Dataset excerpt
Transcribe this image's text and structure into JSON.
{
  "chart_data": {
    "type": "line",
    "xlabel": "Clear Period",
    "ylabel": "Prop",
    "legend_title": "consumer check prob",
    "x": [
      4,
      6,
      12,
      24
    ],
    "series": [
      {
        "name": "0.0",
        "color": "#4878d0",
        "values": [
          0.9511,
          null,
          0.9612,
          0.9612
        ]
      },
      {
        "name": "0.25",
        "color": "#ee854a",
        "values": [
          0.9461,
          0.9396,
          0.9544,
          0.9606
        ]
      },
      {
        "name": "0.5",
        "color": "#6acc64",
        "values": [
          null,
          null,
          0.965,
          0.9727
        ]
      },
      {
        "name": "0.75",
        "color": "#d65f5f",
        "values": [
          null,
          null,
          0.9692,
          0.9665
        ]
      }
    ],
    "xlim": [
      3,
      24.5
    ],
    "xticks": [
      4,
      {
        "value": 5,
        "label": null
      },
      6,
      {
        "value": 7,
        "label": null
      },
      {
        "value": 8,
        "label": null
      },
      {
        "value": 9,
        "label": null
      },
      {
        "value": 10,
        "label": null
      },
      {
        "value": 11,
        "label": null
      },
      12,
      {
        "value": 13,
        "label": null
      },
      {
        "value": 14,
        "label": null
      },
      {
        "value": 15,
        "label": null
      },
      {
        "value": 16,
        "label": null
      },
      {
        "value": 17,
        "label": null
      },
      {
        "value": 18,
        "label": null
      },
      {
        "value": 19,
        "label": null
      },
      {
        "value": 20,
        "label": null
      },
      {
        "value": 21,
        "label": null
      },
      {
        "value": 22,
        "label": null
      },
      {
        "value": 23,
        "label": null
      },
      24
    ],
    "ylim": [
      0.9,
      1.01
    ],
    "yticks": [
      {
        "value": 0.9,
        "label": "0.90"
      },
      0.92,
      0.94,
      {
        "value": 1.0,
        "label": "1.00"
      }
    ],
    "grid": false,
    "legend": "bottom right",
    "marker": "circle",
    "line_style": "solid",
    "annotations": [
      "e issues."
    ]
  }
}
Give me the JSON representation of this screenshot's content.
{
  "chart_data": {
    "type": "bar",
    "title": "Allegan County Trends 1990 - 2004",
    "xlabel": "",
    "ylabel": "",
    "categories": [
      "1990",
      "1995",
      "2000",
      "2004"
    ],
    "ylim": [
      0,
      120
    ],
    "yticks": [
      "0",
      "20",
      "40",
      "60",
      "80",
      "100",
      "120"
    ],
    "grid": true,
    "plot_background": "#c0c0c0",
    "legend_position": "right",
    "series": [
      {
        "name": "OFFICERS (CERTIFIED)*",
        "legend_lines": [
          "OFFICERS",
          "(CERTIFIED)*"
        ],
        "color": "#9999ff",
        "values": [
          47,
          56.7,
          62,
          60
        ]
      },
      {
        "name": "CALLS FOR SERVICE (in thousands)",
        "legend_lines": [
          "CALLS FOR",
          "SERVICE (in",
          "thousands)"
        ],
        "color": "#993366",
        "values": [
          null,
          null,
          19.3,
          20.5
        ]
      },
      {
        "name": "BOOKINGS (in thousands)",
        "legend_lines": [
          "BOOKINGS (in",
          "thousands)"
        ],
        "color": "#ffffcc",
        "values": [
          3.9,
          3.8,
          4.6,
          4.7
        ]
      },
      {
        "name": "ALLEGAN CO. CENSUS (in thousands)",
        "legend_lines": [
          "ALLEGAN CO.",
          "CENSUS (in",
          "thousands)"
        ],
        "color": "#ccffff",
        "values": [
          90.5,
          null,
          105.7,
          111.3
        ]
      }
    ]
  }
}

• **TASK TO COMPLETE**
Every line of the material must be returned exactly as it appears.

• **WRITTEN ANSWER**
Transcribe this image's text and structure into JSON.
{
  "chart_data": {
    "type": "line",
    "xlabel": "Clear Period",
    "ylabel": "Prop",
    "legend_title": "consumer check prob",
    "x": [
      4,
      6,
      12,
      24
    ],
    "series": [
      {
        "name": "0.0",
        "color": "#4878d0",
        "values": [
          0.9511,
          null,
          0.9612,
          0.9612
        ]
      },
      {
        "name": "0.25",
        "color": "#ee854a",
        "values": [
          0.9461,
          0.9396,
          0.9544,
          0.9606
        ]
      },
      {
        "name": "0.5",
        "color": "#6acc64",
        "values": [
          null,
          null,
          0.965,
          0.9727
        ]
      },
      {
        "name": "0.75",
        "color": "#d65f5f",
        "values": [
          null,
          null,
          0.9692,
          0.9665
        ]
      }
    ],
    "xlim": [
      3,
      24.5
    ],
    "xticks": [
      4,
      {
        "value": 5,
        "label": null
      },
      6,
      {
        "value": 7,
        "label": null
      },
      {
        "value": 8,
        "label": null
      },
      {
        "value": 9,
        "label": null
      },
      {
        "value": 10,
        "label": null
      },
      {
        "value": 11,
        "label": null
      },
      12,
      {
        "value": 13,
        "label": null
      },
      {
        "value": 14,
        "label": null
      },
      {
        "value": 15,
        "label": null
      },
      {
        "value": 16,
        "label": null
      },
      {
        "value": 17,
        "label": null
      },
      {
        "value": 18,
        "label": null
      },
      {
        "value": 19,
        "label": null
      },
      {
        "value": 20,
        "label": null
      },
      {
        "value": 21,
        "label": null
      },
      {
        "value": 22,
        "label": null
      },
      {
        "value": 23,
        "label": null
      },
      24
    ],
    "ylim": [
      0.9,
      1.01
    ],
    "yticks": [
      {
        "value": 0.9,
        "label": "0.90"
      },
      0.92,
      0.94,
      {
        "value": 1.0,
        "label": "1.00"
      }
    ],
    "grid": false,
    "legend": "bottom right",
    "marker": "circle",
    "line_style": "solid",
    "annotations": [
      "e issues."
    ]
  }
}
Give me the JSON representation of this screenshot's content.
{
  "chart_data": {
    "type": "bar",
    "title": "Allegan County Trends 1990 - 2004",
    "xlabel": "",
    "ylabel": "",
    "categories": [
      "1990",
      "1995",
      "2000",
      "2004"
    ],
    "ylim": [
      0,
      120
    ],
    "yticks": [
      "0",
      "20",
      "40",
      "60",
      "80",
      "100",
      "120"
    ],
    "grid": true,
    "plot_background": "#c0c0c0",
    "legend_position": "right",
    "series": [
      {
        "name": "OFFICERS (CERTIFIED)*",
        "legend_lines": [
          "OFFICERS",
          "(CERTIFIED)*"
        ],
        "color": "#9999ff",
        "values": [
          47,
          56.7,
          62,
          60
        ]
      },
      {
        "name": "CALLS FOR SERVICE (in thousands)",
        "legend_lines": [
          "CALLS FOR",
          "SERVICE (in",
          "thousands)"
        ],
        "color": "#993366",
        "values": [
          null,
          null,
          19.3,
          20.5
        ]
      },
      {
        "name": "BOOKINGS (in thousands)",
        "legend_lines": [
          "BOOKINGS (in",
          "thousands)"
        ],
        "color": "#ffffcc",
        "values": [
          3.9,
          3.8,
          4.6,
          4.7
        ]
      },
      {
        "name": "ALLEGAN CO. CENSUS (in thousands)",
        "legend_lines": [
          "ALLEGAN CO.",
          "CENSUS (in",
          "thousands)"
        ],
        "color": "#ccffff",
        "values": [
          90.5,
          null,
          105.7,
          111.3
        ]
      }
    ]
  }
}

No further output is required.